--- Document text ---

When you google Koliphone, the Israeli record label started by the Azoulay brothers in Jaffa in 1953 that pioneered and produced Arabic music sung by Jews from North Africa and the Middle East, a couple of things come up. One is my blog and other is the work of Uri Wertheim in Israel. Knowing I would be in Israel in December, I sent Uri a fairly benign Facebook message about record digging for North African LPs in Haifa and Jerusalem. Our conversation quickly moved beyond finding records and soon involved tracking down and interviewing the remaining Arabic singing musicians from the 1960s.
In December, we met in person for the first time. I was greeted by Uri and his dog Fred in the Florentine section of Tel Aviv not too far from the Central bus station. We headed to Hummus Abu George for lunch. We ordered two bowls of hummus with ful. We spoke about Koliphone records, the Azoulay brothers, how Uri got into collecting (he started working for one of the Azoulay brothers earlier in his career), record digging and everything in between. On our way out we ran into the other members of his band The Apples.
We headed to Uri’s apartment with Fred. Uri’s record collection really blew me away. Outside of the Azoulay brothers themselves, I would venture to say that Uri has the most complete collection of Koliphone records in the world. My personal interest in Koliphone stems from my interest in Moroccan Jewish music and North Africa in general but Uri has done an excellent job focusing on this label and the various associated labels (Zakiphon, Pianophon, etc.) and building a collection. Amongst other things, Uri had 45s that I had never seen before – for instance, before I arrived in Israel I knew of two Zakiphon 45s entitled Alass Ya Nasser (Why O Nasser) songs in Moroccan Judeo-Arabic on Israel’s 1967 victory - but Uri had a whole series of these EPs. He also had a nice collection of Albert Suissa, Cheikh Elafrite (Tunisian), Geoula Barda (Libyan), Raoul Journo (Tunisian) and anything else you can imagine – it was really unbelievable. We listened to some records including some 78s on an old portable phonograph that we weren’t sure was going to work (it did). We then listened to some Cheikh Mwijo.

--- Records shown ---

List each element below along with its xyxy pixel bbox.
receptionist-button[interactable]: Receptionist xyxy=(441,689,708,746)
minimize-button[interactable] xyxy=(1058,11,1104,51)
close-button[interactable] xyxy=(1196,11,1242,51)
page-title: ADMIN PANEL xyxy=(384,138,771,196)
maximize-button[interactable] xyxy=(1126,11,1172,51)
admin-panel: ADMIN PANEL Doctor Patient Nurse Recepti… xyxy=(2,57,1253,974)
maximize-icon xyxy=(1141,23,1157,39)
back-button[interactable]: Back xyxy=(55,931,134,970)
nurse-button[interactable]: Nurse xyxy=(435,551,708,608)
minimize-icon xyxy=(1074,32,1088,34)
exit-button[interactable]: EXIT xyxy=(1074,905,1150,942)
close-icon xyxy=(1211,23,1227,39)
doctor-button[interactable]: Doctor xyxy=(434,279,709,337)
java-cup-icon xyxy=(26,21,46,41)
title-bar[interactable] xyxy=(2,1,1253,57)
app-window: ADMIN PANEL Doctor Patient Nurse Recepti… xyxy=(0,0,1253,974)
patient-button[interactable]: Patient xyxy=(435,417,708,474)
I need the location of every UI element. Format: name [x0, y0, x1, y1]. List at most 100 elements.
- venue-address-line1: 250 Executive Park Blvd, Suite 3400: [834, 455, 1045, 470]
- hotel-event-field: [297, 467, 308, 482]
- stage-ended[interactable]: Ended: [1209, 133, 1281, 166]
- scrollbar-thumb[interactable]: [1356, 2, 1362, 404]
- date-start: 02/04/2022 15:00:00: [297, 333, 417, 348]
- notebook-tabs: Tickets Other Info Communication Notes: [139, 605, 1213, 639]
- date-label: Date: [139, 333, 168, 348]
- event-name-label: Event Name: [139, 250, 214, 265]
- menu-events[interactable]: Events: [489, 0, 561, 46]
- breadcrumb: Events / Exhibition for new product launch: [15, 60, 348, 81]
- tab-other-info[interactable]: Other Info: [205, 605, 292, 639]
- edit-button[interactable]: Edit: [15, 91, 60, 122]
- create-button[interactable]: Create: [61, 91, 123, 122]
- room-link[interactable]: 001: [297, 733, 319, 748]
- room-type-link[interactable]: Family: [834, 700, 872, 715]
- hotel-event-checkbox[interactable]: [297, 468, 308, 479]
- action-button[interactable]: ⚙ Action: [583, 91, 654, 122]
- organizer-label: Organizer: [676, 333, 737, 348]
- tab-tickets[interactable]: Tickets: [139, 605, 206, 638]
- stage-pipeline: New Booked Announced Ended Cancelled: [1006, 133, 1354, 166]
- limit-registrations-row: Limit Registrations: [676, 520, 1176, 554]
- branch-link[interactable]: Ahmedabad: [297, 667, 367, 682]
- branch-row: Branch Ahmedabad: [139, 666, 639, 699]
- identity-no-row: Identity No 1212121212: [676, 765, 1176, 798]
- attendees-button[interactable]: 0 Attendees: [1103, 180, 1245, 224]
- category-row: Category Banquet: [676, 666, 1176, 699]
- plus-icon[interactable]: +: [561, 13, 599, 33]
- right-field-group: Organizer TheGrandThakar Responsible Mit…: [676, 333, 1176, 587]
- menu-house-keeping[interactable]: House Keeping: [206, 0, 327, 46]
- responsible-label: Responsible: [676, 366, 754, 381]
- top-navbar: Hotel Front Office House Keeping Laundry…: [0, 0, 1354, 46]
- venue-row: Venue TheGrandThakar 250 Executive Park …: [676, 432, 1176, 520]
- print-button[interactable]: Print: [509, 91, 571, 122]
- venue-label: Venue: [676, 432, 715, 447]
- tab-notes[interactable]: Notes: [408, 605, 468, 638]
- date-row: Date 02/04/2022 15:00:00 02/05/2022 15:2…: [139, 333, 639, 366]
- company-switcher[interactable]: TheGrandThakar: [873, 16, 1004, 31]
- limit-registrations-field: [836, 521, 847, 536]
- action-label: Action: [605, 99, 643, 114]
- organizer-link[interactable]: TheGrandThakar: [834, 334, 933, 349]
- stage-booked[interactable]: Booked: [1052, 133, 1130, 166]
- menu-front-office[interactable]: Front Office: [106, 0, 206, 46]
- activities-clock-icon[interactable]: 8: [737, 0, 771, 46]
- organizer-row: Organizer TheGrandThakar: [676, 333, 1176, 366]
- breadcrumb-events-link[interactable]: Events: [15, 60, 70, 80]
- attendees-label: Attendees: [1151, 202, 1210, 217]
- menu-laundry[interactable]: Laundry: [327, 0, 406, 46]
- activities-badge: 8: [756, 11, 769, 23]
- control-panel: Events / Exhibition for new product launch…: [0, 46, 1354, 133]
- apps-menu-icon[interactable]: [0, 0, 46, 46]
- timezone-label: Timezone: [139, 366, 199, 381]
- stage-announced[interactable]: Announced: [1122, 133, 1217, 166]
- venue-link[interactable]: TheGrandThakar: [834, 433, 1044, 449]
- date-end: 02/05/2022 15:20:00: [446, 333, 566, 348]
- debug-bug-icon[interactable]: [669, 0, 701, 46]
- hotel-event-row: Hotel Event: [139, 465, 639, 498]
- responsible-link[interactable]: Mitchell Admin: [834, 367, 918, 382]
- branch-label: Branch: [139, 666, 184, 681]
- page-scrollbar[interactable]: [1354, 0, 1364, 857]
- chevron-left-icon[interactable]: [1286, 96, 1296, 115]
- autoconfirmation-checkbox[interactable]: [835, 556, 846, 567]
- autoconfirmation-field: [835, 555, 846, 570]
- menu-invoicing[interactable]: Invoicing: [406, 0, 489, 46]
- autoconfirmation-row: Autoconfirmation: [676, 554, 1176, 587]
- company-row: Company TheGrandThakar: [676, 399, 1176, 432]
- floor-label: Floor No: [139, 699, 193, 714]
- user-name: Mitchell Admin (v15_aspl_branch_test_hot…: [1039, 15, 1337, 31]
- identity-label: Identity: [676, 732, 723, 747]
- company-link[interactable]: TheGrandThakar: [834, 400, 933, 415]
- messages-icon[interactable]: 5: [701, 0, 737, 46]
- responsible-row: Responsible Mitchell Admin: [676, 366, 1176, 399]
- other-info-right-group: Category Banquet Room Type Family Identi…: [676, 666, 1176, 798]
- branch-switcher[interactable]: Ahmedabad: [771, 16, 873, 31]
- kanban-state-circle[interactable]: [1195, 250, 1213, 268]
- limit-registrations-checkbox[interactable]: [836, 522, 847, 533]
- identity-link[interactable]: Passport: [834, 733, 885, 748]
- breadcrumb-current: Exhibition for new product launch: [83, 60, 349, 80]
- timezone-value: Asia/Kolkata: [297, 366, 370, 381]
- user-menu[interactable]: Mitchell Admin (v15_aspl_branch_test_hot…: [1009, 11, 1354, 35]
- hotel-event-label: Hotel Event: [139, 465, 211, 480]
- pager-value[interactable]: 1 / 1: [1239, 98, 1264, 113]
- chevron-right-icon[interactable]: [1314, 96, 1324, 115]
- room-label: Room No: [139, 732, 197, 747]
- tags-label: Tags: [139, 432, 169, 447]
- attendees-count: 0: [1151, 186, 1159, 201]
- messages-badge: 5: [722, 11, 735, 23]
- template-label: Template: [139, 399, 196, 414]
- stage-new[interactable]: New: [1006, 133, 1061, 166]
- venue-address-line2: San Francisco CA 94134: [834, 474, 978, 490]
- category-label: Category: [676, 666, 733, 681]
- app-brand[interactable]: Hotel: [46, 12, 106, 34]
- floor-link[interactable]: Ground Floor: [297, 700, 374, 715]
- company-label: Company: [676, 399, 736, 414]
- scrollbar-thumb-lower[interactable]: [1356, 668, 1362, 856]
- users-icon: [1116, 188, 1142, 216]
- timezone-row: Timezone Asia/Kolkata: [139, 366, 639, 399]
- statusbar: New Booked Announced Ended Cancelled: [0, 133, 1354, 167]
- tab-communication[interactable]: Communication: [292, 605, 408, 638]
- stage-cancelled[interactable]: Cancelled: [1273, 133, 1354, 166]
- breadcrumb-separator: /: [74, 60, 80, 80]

---

### Problems and tasks
#1 According to the text about the Koliphone record label, in what year and city did the Azoulay brothers start the label?
#2 Rewrite the paragraph of the Koliphone text that begins "In December, we met in person" as a short list, keeping its main facts.

### Final answers
#1 They started it in Jaffa in 1953.

#2
- The writer and Uri met in person for the first time in December.
- Uri and his dog Fred greeted the writer in the Florentine section of Tel Aviv, near the Central bus station.
- They ate lunch at Hummus Abu George and ordered two bowls of hummus with ful.
- They talked about Koliphone records, the Azoulay brothers, how Uri got into collecting (he had earlier worked for one of the Azoulay brothers), and record digging.
- On their way out, they ran into the other members of Uri's band, The Apples.